Dataset records
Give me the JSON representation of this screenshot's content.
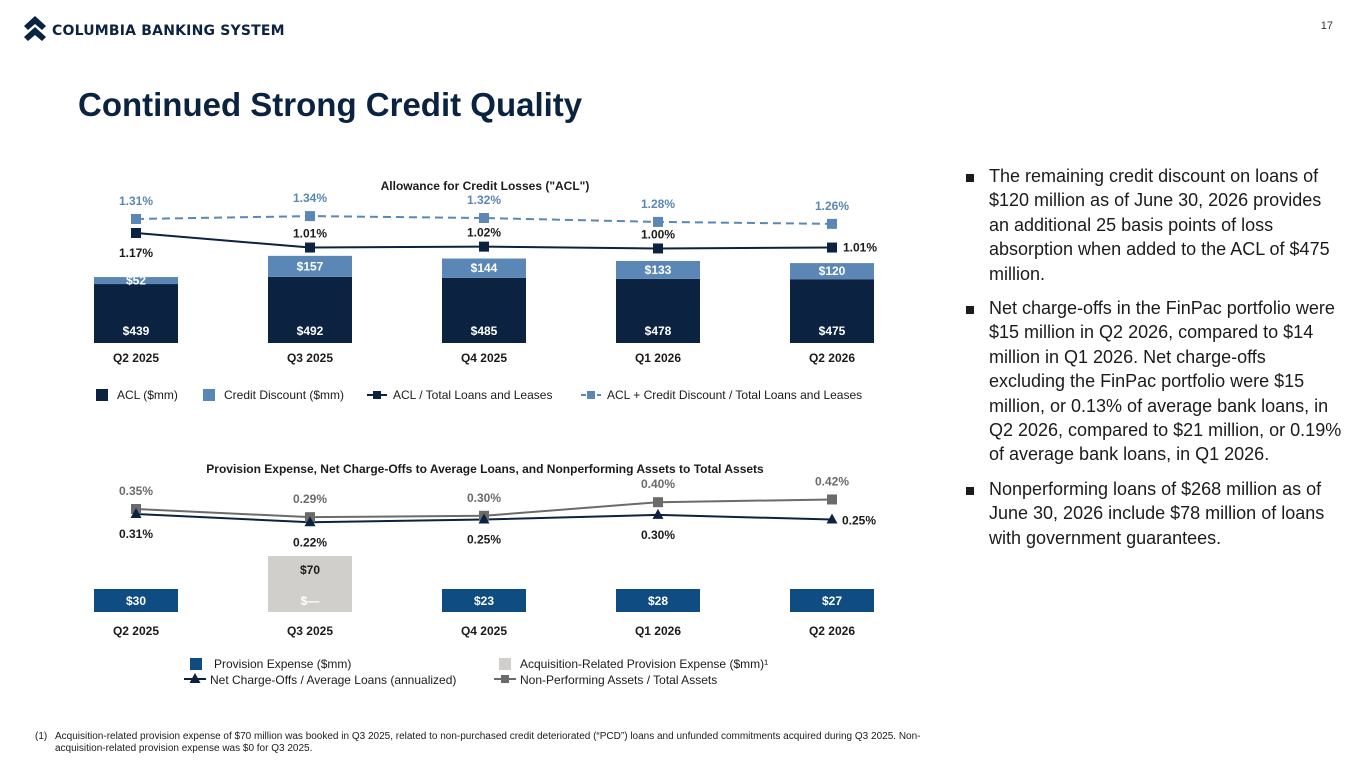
{
  "header": {
    "logo_text": "COLUMBIA BANKING SYSTEM",
    "page_number": "17",
    "title": "Continued Strong Credit Quality",
    "brand_color": "#0b2340"
  },
  "chart_data": [
    {
      "type": "bar",
      "title": "Allowance for Credit Losses (\"ACL\")",
      "categories": [
        "Q2 2025",
        "Q3 2025",
        "Q4 2025",
        "Q1 2026",
        "Q2 2026"
      ],
      "series": [
        {
          "name": "ACL ($mm)",
          "kind": "bar",
          "stack": "a",
          "color": "#0b2340",
          "values": [
            439,
            492,
            485,
            478,
            475
          ],
          "labels": [
            "$439",
            "$492",
            "$485",
            "$478",
            "$475"
          ]
        },
        {
          "name": "Credit Discount ($mm)",
          "kind": "bar",
          "stack": "a",
          "color": "#5b87b6",
          "values": [
            52,
            157,
            144,
            133,
            120
          ],
          "labels": [
            "$52",
            "$157",
            "$144",
            "$133",
            "$120"
          ]
        },
        {
          "name": "ACL / Total Loans and Leases",
          "kind": "line",
          "color": "#0b2340",
          "values": [
            1.17,
            1.01,
            1.02,
            1.0,
            1.01
          ],
          "labels": [
            "1.17%",
            "1.01%",
            "1.02%",
            "1.00%",
            "1.01%"
          ]
        },
        {
          "name": "ACL + Credit Discount / Total Loans and Leases",
          "kind": "line",
          "dashed": true,
          "color": "#5b87b6",
          "values": [
            1.31,
            1.34,
            1.32,
            1.28,
            1.26
          ],
          "labels": [
            "1.31%",
            "1.34%",
            "1.32%",
            "1.28%",
            "1.26%"
          ]
        }
      ],
      "legend_position": "bottom"
    },
    {
      "type": "bar",
      "title": "Provision Expense, Net Charge-Offs to Average Loans, and Nonperforming Assets to Total Assets",
      "categories": [
        "Q2 2025",
        "Q3 2025",
        "Q4 2025",
        "Q1 2026",
        "Q2 2026"
      ],
      "series": [
        {
          "name": "Provision Expense ($mm)",
          "kind": "bar",
          "stack": "a",
          "color": "#0f4c81",
          "values": [
            30,
            0,
            23,
            28,
            27
          ],
          "labels": [
            "$30",
            "$—",
            "$23",
            "$28",
            "$27"
          ]
        },
        {
          "name": "Acquisition-Related Provision Expense ($mm)¹",
          "kind": "bar",
          "stack": "a",
          "color": "#d0cfcb",
          "values": [
            0,
            70,
            0,
            0,
            0
          ],
          "labels": [
            "",
            "$70",
            "",
            "",
            ""
          ]
        },
        {
          "name": "Net Charge-Offs / Average Loans (annualized)",
          "kind": "line",
          "marker": "triangle",
          "color": "#0b2340",
          "values": [
            0.31,
            0.22,
            0.25,
            0.3,
            0.25
          ],
          "labels": [
            "0.31%",
            "0.22%",
            "0.25%",
            "0.30%",
            "0.25%"
          ]
        },
        {
          "name": "Non-Performing Assets / Total Assets",
          "kind": "line",
          "marker": "square",
          "color": "#6b6b6b",
          "values": [
            0.35,
            0.29,
            0.3,
            0.4,
            0.42
          ],
          "labels": [
            "0.35%",
            "0.29%",
            "0.30%",
            "0.40%",
            "0.42%"
          ]
        }
      ],
      "legend_position": "bottom"
    }
  ],
  "bullets": [
    "The remaining credit discount on loans of $120 million as of June 30, 2026 provides an additional 25 basis points of loss absorption when added to the ACL of $475 million.",
    "Net charge-offs in the FinPac portfolio were $15 million in Q2 2026, compared to $14 million in Q1 2026. Net charge-offs excluding the FinPac portfolio were $15 million, or 0.13% of average bank loans, in Q2 2026, compared to $21 million, or 0.19% of average bank loans, in Q1 2026.",
    "Nonperforming loans of $268 million as of June 30, 2026 include $78 million of loans with government guarantees."
  ],
  "footnote": {
    "marker": "(1)",
    "text": "Acquisition-related provision expense of $70 million was booked in Q3 2025, related to non-purchased credit deteriorated (“PCD”) loans and unfunded commitments acquired during Q3 2025. Non-acquisition-related provision expense was $0 for Q3 2025."
  }
}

GIVEN PROBLEM: Repeat the material above in full and exactly, omitting the pictures.

RIGHT ANSWER:
Give me the JSON representation of this screenshot's content.
{
  "header": {
    "logo_text": "COLUMBIA BANKING SYSTEM",
    "page_number": "17",
    "title": "Continued Strong Credit Quality",
    "brand_color": "#0b2340"
  },
  "chart_data": [
    {
      "type": "bar",
      "title": "Allowance for Credit Losses (\"ACL\")",
      "categories": [
        "Q2 2025",
        "Q3 2025",
        "Q4 2025",
        "Q1 2026",
        "Q2 2026"
      ],
      "series": [
        {
          "name": "ACL ($mm)",
          "kind": "bar",
          "stack": "a",
          "color": "#0b2340",
          "values": [
            439,
            492,
            485,
            478,
            475
          ],
          "labels": [
            "$439",
            "$492",
            "$485",
            "$478",
            "$475"
          ]
        },
        {
          "name": "Credit Discount ($mm)",
          "kind": "bar",
          "stack": "a",
          "color": "#5b87b6",
          "values": [
            52,
            157,
            144,
            133,
            120
          ],
          "labels": [
            "$52",
            "$157",
            "$144",
            "$133",
            "$120"
          ]
        },
        {
          "name": "ACL / Total Loans and Leases",
          "kind": "line",
          "color": "#0b2340",
          "values": [
            1.17,
            1.01,
            1.02,
            1.0,
            1.01
          ],
          "labels": [
            "1.17%",
            "1.01%",
            "1.02%",
            "1.00%",
            "1.01%"
          ]
        },
        {
          "name": "ACL + Credit Discount / Total Loans and Leases",
          "kind": "line",
          "dashed": true,
          "color": "#5b87b6",
          "values": [
            1.31,
            1.34,
            1.32,
            1.28,
            1.26
          ],
          "labels": [
            "1.31%",
            "1.34%",
            "1.32%",
            "1.28%",
            "1.26%"
          ]
        }
      ],
      "legend_position": "bottom"
    },
    {
      "type": "bar",
      "title": "Provision Expense, Net Charge-Offs to Average Loans, and Nonperforming Assets to Total Assets",
      "categories": [
        "Q2 2025",
        "Q3 2025",
        "Q4 2025",
        "Q1 2026",
        "Q2 2026"
      ],
      "series": [
        {
          "name": "Provision Expense ($mm)",
          "kind": "bar",
          "stack": "a",
          "color": "#0f4c81",
          "values": [
            30,
            0,
            23,
            28,
            27
          ],
          "labels": [
            "$30",
            "$—",
            "$23",
            "$28",
            "$27"
          ]
        },
        {
          "name": "Acquisition-Related Provision Expense ($mm)¹",
          "kind": "bar",
          "stack": "a",
          "color": "#d0cfcb",
          "values": [
            0,
            70,
            0,
            0,
            0
          ],
          "labels": [
            "",
            "$70",
            "",
            "",
            ""
          ]
        },
        {
          "name": "Net Charge-Offs / Average Loans (annualized)",
          "kind": "line",
          "marker": "triangle",
          "color": "#0b2340",
          "values": [
            0.31,
            0.22,
            0.25,
            0.3,
            0.25
          ],
          "labels": [
            "0.31%",
            "0.22%",
            "0.25%",
            "0.30%",
            "0.25%"
          ]
        },
        {
          "name": "Non-Performing Assets / Total Assets",
          "kind": "line",
          "marker": "square",
          "color": "#6b6b6b",
          "values": [
            0.35,
            0.29,
            0.3,
            0.4,
            0.42
          ],
          "labels": [
            "0.35%",
            "0.29%",
            "0.30%",
            "0.40%",
            "0.42%"
          ]
        }
      ],
      "legend_position": "bottom"
    }
  ],
  "bullets": [
    "The remaining credit discount on loans of $120 million as of June 30, 2026 provides an additional 25 basis points of loss absorption when added to the ACL of $475 million.",
    "Net charge-offs in the FinPac portfolio were $15 million in Q2 2026, compared to $14 million in Q1 2026. Net charge-offs excluding the FinPac portfolio were $15 million, or 0.13% of average bank loans, in Q2 2026, compared to $21 million, or 0.19% of average bank loans, in Q1 2026.",
    "Nonperforming loans of $268 million as of June 30, 2026 include $78 million of loans with government guarantees."
  ],
  "footnote": {
    "marker": "(1)",
    "text": "Acquisition-related provision expense of $70 million was booked in Q3 2025, related to non-purchased credit deteriorated (“PCD”) loans and unfunded commitments acquired during Q3 2025. Non-acquisition-related provision expense was $0 for Q3 2025."
  }
}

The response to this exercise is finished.